The task: Look through the records below and collect all lines that hold the string "مـــن".

Recorded data:
####################

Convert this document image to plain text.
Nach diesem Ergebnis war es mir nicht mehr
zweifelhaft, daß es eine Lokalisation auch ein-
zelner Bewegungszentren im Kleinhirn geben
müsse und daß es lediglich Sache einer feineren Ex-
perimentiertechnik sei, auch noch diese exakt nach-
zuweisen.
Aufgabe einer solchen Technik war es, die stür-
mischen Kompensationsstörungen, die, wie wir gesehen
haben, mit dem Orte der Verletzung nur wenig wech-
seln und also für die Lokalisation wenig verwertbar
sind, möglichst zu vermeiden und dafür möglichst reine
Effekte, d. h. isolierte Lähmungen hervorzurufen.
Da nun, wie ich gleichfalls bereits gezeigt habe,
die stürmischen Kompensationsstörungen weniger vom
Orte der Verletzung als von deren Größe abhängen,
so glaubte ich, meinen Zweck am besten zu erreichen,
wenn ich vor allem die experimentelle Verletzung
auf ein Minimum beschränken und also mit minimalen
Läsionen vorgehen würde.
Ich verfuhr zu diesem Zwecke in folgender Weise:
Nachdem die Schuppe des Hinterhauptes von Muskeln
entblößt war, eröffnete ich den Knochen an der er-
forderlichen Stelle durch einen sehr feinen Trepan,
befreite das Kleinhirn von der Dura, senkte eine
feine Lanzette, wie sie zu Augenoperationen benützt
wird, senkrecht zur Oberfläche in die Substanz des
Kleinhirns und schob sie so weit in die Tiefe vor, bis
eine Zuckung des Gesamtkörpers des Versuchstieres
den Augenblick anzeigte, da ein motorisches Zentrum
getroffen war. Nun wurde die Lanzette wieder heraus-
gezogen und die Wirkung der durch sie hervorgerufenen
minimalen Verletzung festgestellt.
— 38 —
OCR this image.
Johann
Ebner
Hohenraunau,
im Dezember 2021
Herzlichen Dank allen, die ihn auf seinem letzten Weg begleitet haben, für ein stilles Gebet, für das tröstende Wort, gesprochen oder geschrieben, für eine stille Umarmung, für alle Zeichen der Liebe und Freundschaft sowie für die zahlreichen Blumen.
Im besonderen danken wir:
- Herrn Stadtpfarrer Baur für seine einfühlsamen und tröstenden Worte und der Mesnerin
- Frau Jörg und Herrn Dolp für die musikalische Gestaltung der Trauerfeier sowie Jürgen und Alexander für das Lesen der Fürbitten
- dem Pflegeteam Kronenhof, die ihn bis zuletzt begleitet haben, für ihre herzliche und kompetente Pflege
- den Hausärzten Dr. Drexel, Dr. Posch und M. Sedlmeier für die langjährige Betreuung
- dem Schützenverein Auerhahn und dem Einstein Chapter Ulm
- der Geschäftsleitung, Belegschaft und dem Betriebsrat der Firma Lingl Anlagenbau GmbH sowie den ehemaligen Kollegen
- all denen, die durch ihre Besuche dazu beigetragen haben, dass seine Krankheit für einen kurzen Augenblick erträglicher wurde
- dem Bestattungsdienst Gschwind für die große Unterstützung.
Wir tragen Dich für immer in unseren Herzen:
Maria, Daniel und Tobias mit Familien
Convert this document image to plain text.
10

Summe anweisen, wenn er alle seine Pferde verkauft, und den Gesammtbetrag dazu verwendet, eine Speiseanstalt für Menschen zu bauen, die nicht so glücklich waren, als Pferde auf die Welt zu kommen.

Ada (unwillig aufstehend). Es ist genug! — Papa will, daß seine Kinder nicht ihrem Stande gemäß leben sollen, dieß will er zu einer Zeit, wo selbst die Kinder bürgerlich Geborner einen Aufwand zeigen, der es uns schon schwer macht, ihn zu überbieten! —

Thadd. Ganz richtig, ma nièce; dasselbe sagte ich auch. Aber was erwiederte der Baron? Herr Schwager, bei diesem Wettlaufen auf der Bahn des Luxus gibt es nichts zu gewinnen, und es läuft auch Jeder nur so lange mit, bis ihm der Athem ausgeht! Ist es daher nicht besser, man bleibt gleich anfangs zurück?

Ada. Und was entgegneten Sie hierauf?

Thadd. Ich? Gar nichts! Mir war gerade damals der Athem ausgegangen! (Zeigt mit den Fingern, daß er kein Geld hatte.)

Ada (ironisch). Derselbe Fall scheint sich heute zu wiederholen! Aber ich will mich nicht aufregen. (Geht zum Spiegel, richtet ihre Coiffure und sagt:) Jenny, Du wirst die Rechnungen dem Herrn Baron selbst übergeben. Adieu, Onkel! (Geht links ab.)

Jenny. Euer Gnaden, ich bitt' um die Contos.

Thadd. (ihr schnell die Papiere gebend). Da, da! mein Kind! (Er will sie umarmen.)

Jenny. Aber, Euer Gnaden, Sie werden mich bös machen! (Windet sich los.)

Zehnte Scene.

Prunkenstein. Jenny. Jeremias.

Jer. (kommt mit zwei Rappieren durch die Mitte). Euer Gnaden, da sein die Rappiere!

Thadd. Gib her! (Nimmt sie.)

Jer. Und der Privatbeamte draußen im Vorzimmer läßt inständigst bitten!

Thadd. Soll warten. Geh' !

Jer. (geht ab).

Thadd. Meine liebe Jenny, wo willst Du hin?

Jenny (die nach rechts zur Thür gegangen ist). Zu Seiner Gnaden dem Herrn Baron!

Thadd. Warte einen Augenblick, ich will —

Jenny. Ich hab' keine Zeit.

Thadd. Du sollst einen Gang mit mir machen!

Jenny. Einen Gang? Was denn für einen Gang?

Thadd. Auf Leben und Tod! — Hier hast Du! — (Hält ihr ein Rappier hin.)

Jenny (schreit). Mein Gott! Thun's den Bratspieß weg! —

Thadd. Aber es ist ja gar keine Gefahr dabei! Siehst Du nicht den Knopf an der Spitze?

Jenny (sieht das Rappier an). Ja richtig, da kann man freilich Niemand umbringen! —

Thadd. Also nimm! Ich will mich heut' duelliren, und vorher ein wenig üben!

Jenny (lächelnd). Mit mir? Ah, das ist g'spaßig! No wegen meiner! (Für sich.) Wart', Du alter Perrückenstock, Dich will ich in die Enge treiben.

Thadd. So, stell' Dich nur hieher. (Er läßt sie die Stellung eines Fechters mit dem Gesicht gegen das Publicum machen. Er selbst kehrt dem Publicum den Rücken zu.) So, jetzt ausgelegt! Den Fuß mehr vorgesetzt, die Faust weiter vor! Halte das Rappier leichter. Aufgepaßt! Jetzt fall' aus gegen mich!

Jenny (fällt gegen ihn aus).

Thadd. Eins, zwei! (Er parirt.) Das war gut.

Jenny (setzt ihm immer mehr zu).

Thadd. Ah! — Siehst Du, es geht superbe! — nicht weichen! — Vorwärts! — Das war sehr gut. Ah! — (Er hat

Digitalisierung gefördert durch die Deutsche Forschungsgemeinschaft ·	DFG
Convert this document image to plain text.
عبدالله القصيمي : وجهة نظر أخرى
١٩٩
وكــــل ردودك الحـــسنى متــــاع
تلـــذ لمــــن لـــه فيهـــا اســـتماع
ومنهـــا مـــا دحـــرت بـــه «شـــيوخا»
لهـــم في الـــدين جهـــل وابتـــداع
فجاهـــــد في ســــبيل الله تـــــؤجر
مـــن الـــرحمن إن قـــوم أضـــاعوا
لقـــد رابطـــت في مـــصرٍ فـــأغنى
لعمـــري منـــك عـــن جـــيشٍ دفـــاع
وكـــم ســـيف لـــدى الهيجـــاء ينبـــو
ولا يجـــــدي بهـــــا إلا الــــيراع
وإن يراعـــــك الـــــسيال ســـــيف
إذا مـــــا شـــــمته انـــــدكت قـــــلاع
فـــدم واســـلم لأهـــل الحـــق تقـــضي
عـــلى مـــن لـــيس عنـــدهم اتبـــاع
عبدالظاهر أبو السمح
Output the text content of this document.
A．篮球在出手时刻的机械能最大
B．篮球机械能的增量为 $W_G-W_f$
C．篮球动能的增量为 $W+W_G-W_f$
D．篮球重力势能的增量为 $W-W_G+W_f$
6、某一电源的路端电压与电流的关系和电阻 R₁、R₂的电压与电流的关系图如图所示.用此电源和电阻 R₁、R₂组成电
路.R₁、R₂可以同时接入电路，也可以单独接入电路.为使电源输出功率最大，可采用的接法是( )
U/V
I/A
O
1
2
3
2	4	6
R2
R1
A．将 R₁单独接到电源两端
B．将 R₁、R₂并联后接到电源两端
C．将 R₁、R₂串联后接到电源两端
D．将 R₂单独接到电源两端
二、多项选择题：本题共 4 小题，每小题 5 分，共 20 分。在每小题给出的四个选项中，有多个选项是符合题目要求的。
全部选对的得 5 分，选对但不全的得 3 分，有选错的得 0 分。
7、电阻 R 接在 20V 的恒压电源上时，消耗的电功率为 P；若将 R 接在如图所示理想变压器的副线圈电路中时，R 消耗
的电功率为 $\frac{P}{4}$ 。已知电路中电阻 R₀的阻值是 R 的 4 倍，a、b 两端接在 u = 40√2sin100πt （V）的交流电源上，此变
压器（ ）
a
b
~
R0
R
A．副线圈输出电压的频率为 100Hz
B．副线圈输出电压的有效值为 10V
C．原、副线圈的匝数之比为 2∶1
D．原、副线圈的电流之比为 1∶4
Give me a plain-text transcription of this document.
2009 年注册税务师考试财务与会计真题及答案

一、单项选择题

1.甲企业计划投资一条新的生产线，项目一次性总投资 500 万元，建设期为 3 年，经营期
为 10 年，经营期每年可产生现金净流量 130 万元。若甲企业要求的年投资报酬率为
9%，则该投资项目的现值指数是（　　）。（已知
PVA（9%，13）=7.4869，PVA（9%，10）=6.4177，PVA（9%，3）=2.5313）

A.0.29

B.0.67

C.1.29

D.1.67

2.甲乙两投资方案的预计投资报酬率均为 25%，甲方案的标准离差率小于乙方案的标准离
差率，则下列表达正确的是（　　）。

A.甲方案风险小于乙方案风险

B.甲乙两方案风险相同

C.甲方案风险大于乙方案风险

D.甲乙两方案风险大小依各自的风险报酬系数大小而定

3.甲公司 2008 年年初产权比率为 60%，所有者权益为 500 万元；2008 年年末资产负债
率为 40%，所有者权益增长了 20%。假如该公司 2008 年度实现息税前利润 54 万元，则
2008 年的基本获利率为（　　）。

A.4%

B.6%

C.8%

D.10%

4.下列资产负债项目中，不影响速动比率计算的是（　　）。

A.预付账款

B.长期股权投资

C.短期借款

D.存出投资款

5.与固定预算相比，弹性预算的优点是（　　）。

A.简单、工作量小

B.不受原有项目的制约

####################

Output of the exercise:
مـــن الـــرحمن إن قـــوم أضـــاعوا
عـــلى مـــن لـــيس عنـــدهم اتبـــاع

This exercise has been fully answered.